§ **DATA SHOWN**
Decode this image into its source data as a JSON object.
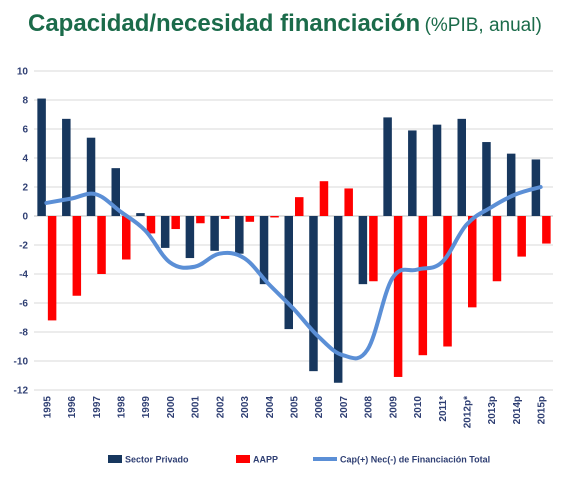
{
  "title": {
    "main": "Capacidad/necesidad financiación",
    "sub": "(%PIB, anual)"
  },
  "chart_data": {
    "type": "bar",
    "categories": [
      "1995",
      "1996",
      "1997",
      "1998",
      "1999",
      "2000",
      "2001",
      "2002",
      "2003",
      "2004",
      "2005",
      "2006",
      "2007",
      "2008",
      "2009",
      "2010",
      "2011*",
      "2012p*",
      "2013p",
      "2014p",
      "2015p"
    ],
    "ylim": [
      -12,
      10
    ],
    "yticks": [
      10,
      8,
      6,
      4,
      2,
      0,
      -2,
      -4,
      -6,
      -8,
      -10,
      -12
    ],
    "grid": true,
    "legend_position": "bottom",
    "series": [
      {
        "name": "Sector Privado",
        "kind": "bar",
        "color": "#17375e",
        "values": [
          8.1,
          6.7,
          5.4,
          3.3,
          0.2,
          -2.2,
          -2.9,
          -2.4,
          -2.6,
          -4.7,
          -7.8,
          -10.7,
          -11.5,
          -4.7,
          6.8,
          5.9,
          6.3,
          6.7,
          5.1,
          4.3,
          3.9
        ]
      },
      {
        "name": "AAPP",
        "kind": "bar",
        "color": "#ff0000",
        "values": [
          -7.2,
          -5.5,
          -4.0,
          -3.0,
          -1.2,
          -0.9,
          -0.5,
          -0.2,
          -0.4,
          -0.1,
          1.3,
          2.4,
          1.9,
          -4.5,
          -11.1,
          -9.6,
          -9.0,
          -6.3,
          -4.5,
          -2.8,
          -1.9
        ]
      },
      {
        "name": "Cap(+) Nec(-) de Financiación Total",
        "kind": "line",
        "color": "#5b8fd6",
        "values": [
          0.9,
          1.2,
          1.5,
          0.3,
          -1.0,
          -3.2,
          -3.5,
          -2.6,
          -2.9,
          -4.7,
          -6.4,
          -8.3,
          -9.6,
          -9.2,
          -4.3,
          -3.7,
          -3.2,
          -0.6,
          0.6,
          1.5,
          2.0
        ]
      }
    ]
  }
}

§ **STATED EXERCISE**
Copy every line of the listing containing the string "color".

§ **THE SOLUTION**
        "color": "#17375e",
        "color": "#ff0000",
        "color": "#5b8fd6",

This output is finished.